Which lines hold the string "style"? Copy every one of them.
--- Start of Entries shown ---
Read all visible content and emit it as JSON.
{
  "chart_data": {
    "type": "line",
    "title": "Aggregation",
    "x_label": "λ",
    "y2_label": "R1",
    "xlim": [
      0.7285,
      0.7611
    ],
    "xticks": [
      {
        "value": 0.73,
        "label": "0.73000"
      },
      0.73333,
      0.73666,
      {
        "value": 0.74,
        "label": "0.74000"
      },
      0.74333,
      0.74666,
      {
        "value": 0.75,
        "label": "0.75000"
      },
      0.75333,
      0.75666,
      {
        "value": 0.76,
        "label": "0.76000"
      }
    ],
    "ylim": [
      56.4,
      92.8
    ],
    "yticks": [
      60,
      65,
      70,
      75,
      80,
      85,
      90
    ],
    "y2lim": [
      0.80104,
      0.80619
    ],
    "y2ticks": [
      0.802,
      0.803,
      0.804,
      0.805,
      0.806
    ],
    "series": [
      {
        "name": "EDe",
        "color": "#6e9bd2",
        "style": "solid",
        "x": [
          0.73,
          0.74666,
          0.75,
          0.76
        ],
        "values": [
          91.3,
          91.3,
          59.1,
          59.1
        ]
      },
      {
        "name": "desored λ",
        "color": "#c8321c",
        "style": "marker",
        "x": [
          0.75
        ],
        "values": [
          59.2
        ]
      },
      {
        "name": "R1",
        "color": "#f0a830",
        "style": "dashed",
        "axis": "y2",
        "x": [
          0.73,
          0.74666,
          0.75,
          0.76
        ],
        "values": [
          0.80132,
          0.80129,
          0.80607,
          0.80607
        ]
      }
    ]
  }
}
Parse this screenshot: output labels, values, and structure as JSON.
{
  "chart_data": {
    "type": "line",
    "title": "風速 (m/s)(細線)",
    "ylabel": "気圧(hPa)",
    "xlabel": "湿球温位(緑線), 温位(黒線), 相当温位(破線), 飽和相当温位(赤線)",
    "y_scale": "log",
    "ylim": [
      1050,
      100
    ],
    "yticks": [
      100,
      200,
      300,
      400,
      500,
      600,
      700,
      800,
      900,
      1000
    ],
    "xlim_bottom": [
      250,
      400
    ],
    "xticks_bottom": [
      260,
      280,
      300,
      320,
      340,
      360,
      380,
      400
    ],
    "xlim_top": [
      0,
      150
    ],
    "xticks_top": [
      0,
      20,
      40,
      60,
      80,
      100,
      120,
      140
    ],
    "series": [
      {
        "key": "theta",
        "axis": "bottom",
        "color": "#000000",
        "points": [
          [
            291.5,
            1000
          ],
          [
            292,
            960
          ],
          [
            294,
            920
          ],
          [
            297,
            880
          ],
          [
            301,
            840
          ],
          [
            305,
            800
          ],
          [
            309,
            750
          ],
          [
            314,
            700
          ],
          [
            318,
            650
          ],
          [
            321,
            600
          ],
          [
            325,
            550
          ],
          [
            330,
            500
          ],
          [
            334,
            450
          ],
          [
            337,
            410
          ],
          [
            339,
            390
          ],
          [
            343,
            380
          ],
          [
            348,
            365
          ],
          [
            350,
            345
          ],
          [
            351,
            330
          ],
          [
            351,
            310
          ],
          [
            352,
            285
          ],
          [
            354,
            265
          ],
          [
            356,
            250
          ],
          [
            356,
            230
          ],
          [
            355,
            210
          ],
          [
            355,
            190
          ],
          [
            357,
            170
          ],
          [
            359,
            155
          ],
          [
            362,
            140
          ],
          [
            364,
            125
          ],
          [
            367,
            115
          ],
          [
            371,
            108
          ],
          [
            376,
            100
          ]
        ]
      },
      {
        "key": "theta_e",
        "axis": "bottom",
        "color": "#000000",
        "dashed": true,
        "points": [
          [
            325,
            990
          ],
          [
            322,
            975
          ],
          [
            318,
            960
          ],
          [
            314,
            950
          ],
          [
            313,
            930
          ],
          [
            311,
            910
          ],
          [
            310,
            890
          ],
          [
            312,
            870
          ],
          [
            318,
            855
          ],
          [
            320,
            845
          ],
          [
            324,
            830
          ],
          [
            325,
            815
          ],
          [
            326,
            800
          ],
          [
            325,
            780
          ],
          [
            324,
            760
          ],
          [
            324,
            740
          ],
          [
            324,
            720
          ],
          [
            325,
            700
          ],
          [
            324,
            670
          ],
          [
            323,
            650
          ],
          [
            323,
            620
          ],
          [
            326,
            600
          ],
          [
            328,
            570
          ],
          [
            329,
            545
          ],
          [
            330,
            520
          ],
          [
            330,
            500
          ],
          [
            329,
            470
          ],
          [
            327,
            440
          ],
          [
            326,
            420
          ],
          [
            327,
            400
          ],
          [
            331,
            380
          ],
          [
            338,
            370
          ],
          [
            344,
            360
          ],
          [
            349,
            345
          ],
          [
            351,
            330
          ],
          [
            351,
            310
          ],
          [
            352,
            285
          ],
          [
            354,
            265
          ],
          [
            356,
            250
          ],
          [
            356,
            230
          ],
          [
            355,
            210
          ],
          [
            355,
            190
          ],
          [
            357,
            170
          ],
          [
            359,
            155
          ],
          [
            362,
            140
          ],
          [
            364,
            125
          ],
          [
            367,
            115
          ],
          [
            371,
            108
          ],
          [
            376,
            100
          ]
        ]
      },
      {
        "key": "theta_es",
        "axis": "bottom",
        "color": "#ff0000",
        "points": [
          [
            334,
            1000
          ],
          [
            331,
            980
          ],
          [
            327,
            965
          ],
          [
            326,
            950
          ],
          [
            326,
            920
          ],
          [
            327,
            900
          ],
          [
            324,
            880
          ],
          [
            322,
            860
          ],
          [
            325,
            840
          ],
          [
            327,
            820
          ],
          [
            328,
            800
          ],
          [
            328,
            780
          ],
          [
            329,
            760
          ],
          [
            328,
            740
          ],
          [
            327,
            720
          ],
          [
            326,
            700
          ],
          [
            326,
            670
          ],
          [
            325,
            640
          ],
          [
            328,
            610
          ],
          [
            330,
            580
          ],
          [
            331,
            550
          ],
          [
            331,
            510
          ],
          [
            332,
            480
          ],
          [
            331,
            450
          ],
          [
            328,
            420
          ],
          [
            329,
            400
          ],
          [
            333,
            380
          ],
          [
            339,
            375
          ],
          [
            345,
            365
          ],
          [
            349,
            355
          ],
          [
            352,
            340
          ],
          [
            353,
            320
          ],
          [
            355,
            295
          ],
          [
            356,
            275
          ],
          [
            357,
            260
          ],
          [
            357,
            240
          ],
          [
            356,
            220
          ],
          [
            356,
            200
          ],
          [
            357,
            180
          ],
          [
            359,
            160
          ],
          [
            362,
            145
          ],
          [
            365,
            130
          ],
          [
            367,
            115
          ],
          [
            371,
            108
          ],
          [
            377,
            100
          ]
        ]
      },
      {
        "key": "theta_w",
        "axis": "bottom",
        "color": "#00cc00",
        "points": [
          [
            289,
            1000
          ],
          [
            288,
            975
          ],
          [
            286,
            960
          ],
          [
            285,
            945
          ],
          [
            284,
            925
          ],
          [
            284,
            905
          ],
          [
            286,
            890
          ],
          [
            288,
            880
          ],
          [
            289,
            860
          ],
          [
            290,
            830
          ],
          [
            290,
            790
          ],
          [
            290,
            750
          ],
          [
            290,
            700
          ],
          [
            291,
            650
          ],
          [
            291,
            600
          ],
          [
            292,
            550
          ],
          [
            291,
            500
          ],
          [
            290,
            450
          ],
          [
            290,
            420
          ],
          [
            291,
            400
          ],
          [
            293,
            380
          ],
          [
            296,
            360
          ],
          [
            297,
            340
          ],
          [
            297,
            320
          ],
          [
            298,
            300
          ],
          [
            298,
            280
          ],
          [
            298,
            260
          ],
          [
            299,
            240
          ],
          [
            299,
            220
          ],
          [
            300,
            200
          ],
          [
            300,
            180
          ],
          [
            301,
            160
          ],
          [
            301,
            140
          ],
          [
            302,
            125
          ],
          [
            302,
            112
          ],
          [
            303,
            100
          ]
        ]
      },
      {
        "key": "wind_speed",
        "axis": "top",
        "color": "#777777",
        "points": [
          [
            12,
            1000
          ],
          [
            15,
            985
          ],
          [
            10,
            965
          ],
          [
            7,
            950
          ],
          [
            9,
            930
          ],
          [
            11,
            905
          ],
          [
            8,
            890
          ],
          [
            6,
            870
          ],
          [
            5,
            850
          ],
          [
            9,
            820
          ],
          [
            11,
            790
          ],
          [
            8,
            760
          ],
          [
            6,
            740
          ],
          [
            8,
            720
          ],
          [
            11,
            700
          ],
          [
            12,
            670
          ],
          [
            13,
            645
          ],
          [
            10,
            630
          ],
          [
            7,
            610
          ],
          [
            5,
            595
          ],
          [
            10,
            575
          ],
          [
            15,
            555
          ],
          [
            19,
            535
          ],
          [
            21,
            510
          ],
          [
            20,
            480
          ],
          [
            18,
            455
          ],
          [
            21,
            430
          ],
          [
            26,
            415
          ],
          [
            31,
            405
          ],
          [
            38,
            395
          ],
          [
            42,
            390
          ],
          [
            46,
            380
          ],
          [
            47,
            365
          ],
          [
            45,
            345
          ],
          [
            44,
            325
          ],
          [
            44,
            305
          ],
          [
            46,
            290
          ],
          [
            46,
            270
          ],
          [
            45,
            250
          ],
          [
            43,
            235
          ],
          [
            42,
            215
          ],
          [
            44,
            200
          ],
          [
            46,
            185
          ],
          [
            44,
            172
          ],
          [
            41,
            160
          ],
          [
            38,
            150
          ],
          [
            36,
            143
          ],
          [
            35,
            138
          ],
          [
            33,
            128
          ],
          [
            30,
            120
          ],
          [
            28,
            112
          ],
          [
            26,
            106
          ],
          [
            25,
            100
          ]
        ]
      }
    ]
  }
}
--- End of Entries shown ---
* Final result
        "style": "solid",
        "style": "marker",
        "style": "dashed",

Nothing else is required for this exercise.